Input for this task:
----
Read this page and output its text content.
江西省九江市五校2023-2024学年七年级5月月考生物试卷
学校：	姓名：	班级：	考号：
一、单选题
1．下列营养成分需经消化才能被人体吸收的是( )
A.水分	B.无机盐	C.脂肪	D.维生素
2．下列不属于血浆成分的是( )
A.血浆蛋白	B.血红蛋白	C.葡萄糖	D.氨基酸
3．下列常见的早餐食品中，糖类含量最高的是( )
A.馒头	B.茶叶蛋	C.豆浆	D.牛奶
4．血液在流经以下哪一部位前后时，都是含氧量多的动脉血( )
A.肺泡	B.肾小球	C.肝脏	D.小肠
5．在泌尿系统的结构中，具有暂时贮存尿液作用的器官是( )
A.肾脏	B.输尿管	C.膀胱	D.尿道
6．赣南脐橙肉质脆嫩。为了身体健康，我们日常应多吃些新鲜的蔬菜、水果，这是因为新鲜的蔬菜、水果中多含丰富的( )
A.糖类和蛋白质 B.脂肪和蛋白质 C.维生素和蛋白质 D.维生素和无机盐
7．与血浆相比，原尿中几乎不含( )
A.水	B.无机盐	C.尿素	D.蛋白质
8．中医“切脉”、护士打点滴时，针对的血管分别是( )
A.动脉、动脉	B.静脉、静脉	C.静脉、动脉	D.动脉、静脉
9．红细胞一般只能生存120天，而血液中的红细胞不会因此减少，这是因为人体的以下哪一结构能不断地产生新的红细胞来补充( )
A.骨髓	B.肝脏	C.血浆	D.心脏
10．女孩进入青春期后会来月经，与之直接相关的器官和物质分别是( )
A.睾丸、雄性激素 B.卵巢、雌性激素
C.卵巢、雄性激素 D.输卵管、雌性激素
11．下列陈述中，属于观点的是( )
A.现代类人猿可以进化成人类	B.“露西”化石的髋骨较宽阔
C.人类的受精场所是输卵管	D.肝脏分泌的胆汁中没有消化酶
----
Problem details: Extract all lines as given.

Task solution:
Read this page and output its text content.
江西省九江市五校2023-2024学年七年级5月月考生物试卷
学校：	姓名：	班级：	考号：
一、单选题
1．下列营养成分需经消化才能被人体吸收的是( )
A.水分	B.无机盐	C.脂肪	D.维生素
2．下列不属于血浆成分的是( )
A.血浆蛋白	B.血红蛋白	C.葡萄糖	D.氨基酸
3．下列常见的早餐食品中，糖类含量最高的是( )
A.馒头	B.茶叶蛋	C.豆浆	D.牛奶
4．血液在流经以下哪一部位前后时，都是含氧量多的动脉血( )
A.肺泡	B.肾小球	C.肝脏	D.小肠
5．在泌尿系统的结构中，具有暂时贮存尿液作用的器官是( )
A.肾脏	B.输尿管	C.膀胱	D.尿道
6．赣南脐橙肉质脆嫩。为了身体健康，我们日常应多吃些新鲜的蔬菜、水果，这是因为新鲜的蔬菜、水果中多含丰富的( )
A.糖类和蛋白质 B.脂肪和蛋白质 C.维生素和蛋白质 D.维生素和无机盐
7．与血浆相比，原尿中几乎不含( )
A.水	B.无机盐	C.尿素	D.蛋白质
8．中医“切脉”、护士打点滴时，针对的血管分别是( )
A.动脉、动脉	B.静脉、静脉	C.静脉、动脉	D.动脉、静脉
9．红细胞一般只能生存120天，而血液中的红细胞不会因此减少，这是因为人体的以下哪一结构能不断地产生新的红细胞来补充( )
A.骨髓	B.肝脏	C.血浆	D.心脏
10．女孩进入青春期后会来月经，与之直接相关的器官和物质分别是( )
A.睾丸、雄性激素 B.卵巢、雌性激素
C.卵巢、雄性激素 D.输卵管、雌性激素
11．下列陈述中，属于观点的是( )
A.现代类人猿可以进化成人类	B.“露西”化石的髋骨较宽阔
C.人类的受精场所是输卵管	D.肝脏分泌的胆汁中没有消化酶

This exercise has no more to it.